**Data shown:**

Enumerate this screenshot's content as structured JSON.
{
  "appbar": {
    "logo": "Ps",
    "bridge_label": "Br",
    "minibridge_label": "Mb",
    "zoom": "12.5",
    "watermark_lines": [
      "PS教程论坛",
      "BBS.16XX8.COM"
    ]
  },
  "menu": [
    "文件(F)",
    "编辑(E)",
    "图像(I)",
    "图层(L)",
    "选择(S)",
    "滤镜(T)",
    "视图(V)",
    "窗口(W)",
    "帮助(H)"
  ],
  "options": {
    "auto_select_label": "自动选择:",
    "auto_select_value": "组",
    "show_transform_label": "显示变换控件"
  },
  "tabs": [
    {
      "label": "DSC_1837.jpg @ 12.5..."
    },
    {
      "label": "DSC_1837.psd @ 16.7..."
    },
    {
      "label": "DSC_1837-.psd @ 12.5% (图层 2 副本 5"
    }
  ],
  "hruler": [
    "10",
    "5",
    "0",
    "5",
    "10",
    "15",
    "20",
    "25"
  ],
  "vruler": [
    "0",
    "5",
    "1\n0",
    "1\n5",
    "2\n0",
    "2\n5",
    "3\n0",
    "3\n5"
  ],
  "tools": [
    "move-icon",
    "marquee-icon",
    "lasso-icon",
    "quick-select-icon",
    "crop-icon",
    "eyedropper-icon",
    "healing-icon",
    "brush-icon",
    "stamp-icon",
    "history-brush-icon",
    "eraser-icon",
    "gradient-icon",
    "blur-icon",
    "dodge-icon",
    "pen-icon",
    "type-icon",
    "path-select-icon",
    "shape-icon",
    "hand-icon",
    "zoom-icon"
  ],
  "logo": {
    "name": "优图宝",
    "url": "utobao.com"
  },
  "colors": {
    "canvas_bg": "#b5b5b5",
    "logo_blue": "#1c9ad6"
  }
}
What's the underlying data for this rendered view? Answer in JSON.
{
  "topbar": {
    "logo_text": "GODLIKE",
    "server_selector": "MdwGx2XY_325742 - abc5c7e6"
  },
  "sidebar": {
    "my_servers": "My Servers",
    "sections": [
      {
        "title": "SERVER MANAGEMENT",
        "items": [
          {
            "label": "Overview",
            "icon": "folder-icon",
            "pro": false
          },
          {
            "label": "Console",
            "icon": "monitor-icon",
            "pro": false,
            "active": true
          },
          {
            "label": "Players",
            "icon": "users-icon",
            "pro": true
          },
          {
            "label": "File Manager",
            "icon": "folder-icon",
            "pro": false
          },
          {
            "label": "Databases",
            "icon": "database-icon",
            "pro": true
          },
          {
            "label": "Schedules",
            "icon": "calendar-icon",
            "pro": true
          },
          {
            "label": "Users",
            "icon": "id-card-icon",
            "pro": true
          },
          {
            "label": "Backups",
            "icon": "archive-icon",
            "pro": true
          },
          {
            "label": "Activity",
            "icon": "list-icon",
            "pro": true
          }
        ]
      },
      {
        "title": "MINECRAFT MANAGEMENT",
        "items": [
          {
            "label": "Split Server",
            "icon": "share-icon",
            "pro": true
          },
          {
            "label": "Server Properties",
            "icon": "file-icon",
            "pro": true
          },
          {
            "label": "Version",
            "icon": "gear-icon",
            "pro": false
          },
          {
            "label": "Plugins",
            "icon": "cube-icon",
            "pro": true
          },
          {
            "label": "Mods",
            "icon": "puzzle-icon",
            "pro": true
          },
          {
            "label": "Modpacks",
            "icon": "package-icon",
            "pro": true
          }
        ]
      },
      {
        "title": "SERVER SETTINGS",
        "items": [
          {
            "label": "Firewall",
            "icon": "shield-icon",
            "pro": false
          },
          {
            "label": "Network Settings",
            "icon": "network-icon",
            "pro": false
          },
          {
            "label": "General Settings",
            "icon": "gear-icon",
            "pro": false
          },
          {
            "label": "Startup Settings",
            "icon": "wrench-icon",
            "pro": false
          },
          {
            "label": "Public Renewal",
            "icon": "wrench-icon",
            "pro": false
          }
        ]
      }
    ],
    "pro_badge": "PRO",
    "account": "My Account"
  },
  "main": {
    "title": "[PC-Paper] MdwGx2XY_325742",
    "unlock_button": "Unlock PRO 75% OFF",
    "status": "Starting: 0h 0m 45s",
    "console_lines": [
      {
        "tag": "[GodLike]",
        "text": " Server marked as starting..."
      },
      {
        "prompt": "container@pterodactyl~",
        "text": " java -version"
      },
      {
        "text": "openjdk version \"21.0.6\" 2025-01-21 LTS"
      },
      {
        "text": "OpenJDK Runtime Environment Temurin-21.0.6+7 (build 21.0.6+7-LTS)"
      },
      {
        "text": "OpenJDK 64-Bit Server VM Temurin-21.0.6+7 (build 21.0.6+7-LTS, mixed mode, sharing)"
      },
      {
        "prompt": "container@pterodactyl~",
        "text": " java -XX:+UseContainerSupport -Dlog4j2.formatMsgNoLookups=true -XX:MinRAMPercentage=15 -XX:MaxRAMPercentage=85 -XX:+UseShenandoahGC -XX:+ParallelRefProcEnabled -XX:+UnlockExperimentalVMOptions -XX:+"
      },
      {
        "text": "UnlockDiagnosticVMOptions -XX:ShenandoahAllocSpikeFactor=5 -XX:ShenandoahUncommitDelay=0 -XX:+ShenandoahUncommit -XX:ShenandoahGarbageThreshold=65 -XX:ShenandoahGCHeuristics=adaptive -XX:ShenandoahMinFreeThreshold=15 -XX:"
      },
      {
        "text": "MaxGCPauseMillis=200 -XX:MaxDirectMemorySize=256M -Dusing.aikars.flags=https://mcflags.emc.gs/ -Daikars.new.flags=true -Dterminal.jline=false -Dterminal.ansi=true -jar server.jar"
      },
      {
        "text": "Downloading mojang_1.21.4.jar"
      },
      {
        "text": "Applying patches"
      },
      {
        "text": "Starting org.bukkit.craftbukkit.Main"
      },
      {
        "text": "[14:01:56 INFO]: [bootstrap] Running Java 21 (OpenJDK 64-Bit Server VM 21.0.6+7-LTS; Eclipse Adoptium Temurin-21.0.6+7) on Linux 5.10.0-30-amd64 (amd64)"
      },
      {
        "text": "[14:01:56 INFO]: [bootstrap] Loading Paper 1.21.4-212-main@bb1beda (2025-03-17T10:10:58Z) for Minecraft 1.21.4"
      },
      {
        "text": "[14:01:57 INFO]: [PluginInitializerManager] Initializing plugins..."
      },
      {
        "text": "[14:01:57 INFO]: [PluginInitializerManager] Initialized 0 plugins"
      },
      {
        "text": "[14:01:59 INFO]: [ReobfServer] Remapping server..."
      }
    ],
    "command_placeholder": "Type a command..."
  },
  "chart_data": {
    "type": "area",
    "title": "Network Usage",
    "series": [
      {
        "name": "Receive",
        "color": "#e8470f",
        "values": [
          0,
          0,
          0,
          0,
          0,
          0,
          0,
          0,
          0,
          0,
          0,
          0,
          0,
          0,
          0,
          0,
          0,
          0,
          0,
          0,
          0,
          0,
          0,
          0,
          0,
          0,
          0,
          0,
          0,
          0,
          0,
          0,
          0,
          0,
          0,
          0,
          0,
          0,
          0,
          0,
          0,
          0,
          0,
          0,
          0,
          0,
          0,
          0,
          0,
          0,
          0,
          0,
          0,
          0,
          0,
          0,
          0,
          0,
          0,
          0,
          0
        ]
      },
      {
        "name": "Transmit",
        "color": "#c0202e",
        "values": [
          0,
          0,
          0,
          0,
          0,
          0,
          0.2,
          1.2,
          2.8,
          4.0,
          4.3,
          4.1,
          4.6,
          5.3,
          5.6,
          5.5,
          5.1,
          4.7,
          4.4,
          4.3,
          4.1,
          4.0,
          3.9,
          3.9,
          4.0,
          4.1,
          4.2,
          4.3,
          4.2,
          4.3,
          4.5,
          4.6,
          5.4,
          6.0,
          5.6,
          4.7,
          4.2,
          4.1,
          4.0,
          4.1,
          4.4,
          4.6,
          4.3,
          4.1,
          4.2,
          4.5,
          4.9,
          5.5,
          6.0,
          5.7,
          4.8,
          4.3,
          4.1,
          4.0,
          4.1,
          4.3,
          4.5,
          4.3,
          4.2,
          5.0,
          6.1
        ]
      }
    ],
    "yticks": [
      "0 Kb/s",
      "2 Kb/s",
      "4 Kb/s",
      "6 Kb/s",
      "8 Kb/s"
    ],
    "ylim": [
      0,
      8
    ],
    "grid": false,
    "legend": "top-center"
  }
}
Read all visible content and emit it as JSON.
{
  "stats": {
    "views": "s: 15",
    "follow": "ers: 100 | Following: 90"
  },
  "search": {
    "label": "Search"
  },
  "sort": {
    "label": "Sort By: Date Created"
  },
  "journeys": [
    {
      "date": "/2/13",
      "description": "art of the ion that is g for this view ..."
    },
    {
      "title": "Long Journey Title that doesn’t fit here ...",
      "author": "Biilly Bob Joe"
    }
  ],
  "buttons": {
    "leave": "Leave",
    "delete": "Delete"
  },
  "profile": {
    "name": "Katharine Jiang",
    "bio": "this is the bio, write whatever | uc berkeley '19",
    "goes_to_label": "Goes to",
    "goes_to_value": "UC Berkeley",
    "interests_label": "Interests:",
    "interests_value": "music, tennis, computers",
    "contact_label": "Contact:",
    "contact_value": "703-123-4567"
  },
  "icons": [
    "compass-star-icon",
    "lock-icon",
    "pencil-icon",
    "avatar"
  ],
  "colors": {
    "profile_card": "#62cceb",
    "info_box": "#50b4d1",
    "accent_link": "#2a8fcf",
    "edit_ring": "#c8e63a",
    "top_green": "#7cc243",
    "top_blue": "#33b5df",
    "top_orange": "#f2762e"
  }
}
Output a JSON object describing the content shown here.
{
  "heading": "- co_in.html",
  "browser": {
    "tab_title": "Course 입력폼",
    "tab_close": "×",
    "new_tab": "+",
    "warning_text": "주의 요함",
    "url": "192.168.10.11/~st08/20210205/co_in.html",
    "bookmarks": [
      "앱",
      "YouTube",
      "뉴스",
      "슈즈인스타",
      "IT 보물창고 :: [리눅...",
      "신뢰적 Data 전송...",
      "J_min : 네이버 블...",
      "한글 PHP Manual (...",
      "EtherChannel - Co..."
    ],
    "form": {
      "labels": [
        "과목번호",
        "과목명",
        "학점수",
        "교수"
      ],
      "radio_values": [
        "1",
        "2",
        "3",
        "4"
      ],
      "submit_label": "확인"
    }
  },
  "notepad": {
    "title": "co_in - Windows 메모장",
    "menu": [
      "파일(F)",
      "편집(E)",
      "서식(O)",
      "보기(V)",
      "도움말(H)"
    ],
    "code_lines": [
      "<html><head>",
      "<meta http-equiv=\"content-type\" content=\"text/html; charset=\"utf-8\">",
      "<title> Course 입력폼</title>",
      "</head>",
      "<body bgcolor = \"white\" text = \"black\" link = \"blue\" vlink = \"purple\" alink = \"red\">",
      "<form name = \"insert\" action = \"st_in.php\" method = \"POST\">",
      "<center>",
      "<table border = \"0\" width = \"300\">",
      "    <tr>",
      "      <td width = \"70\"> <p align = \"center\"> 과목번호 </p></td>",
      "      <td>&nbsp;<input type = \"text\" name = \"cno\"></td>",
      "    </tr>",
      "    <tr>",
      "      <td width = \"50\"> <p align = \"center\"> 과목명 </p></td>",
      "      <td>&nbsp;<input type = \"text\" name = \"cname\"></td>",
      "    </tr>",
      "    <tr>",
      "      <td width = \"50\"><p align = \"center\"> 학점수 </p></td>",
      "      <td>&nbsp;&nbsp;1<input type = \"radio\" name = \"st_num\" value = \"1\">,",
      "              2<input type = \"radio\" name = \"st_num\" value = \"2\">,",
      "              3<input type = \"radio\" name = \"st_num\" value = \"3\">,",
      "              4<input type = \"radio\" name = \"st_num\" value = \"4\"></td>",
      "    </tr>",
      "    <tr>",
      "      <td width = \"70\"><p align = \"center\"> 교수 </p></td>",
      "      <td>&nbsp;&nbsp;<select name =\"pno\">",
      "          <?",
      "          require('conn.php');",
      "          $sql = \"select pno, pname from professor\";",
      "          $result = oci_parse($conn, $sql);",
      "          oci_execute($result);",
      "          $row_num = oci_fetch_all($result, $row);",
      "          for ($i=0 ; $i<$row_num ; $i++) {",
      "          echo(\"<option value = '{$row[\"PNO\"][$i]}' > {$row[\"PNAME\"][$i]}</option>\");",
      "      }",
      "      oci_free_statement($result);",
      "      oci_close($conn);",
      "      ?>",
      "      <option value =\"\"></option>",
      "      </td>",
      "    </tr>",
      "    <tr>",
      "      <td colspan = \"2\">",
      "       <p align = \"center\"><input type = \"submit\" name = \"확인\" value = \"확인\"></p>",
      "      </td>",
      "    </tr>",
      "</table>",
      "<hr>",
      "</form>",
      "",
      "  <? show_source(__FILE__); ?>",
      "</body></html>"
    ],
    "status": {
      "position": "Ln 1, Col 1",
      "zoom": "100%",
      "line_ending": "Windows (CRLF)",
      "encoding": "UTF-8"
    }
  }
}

**Problem to solve:** Scan the listing above and copy all lines containing the word "center".

**Worked answer:**
    "legend": "top-center"
      "<center>",
      "      <td width = \"70\"> <p align = \"center\"> 과목번호 </p></td>",
      "      <td width = \"50\"> <p align = \"center\"> 과목명 </p></td>",
      "      <td width = \"50\"><p align = \"center\"> 학점수 </p></td>",
      "      <td width = \"70\"><p align = \"center\"> 교수 </p></td>",
      "       <p align = \"center\"><input type = \"submit\" name = \"확인\" value = \"확인\"></p>",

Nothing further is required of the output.